◆ **Listing**:
——
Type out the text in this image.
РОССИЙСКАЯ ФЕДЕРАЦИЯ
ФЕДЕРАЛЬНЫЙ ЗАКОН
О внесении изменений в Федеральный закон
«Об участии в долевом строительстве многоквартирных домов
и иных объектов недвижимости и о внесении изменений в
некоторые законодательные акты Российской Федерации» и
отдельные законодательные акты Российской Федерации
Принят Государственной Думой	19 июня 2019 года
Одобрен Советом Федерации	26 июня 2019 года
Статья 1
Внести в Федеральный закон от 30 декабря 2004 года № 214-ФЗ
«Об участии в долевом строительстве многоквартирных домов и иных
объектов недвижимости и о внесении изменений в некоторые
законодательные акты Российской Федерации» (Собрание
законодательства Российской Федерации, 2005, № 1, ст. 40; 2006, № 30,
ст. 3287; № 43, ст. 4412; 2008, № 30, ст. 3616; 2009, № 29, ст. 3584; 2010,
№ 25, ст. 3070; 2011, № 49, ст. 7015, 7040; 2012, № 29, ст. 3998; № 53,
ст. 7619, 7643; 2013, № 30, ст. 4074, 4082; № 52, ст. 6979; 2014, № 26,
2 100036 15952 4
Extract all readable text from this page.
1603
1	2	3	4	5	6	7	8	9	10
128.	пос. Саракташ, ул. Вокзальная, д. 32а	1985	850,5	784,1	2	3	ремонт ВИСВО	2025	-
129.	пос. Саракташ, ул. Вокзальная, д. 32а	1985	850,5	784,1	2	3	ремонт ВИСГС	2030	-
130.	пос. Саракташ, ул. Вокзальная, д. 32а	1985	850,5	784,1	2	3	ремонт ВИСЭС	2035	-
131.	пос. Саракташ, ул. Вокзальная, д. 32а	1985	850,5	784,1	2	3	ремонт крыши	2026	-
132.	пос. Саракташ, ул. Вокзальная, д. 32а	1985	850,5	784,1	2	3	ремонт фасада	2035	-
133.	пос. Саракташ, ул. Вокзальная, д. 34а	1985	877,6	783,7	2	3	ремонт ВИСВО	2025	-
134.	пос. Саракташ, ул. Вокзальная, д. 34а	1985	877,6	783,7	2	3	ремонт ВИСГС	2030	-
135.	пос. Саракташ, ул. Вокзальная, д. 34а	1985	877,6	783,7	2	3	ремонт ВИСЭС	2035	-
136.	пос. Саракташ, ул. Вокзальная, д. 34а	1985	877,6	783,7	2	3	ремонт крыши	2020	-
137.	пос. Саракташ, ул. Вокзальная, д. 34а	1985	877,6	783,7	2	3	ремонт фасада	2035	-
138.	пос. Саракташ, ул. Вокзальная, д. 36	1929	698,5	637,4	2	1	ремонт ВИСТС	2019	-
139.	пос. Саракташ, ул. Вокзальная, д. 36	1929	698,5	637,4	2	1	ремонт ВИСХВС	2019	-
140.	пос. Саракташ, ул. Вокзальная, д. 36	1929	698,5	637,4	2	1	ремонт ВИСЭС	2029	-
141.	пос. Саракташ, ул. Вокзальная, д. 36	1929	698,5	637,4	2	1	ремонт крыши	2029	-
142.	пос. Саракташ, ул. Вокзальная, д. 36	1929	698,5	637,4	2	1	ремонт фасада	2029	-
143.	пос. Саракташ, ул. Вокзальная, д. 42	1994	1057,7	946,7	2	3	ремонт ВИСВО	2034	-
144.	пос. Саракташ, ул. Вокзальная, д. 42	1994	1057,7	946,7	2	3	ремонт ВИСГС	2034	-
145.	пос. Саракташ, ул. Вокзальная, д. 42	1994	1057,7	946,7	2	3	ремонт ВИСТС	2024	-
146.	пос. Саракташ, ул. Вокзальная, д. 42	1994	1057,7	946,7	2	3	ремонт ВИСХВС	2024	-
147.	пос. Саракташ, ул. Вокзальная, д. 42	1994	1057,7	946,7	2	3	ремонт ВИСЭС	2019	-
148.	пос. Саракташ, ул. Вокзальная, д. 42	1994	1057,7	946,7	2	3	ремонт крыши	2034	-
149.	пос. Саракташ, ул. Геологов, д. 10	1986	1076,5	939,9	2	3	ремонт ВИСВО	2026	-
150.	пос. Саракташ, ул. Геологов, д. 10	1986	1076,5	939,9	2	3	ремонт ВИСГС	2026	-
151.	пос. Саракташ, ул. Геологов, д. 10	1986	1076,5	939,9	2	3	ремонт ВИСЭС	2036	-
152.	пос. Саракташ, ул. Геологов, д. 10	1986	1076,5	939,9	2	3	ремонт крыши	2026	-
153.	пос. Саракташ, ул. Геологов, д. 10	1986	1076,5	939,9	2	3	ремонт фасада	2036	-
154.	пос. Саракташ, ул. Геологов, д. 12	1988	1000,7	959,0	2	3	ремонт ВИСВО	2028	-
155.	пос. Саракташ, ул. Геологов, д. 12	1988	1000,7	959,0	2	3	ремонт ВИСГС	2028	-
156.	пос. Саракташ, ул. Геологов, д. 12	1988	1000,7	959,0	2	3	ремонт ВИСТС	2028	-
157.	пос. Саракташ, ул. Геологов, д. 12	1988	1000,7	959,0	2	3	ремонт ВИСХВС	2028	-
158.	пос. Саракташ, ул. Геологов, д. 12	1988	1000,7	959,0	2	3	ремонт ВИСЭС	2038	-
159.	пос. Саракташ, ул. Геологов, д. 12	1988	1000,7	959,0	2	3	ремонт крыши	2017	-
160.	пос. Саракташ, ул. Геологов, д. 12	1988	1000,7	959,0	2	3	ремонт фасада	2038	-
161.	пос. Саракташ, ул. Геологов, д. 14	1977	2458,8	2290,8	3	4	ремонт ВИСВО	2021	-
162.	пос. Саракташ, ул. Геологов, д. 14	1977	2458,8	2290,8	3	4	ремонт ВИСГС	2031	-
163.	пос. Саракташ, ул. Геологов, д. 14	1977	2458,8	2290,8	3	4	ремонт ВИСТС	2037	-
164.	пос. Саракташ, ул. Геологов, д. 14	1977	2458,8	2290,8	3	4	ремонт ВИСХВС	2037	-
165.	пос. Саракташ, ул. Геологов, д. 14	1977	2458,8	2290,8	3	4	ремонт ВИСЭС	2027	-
——
◆ **Exercise objective**:
Find how many lines of the entries contain "долевом". Respond with the number only.

◆ **Task answer**:
2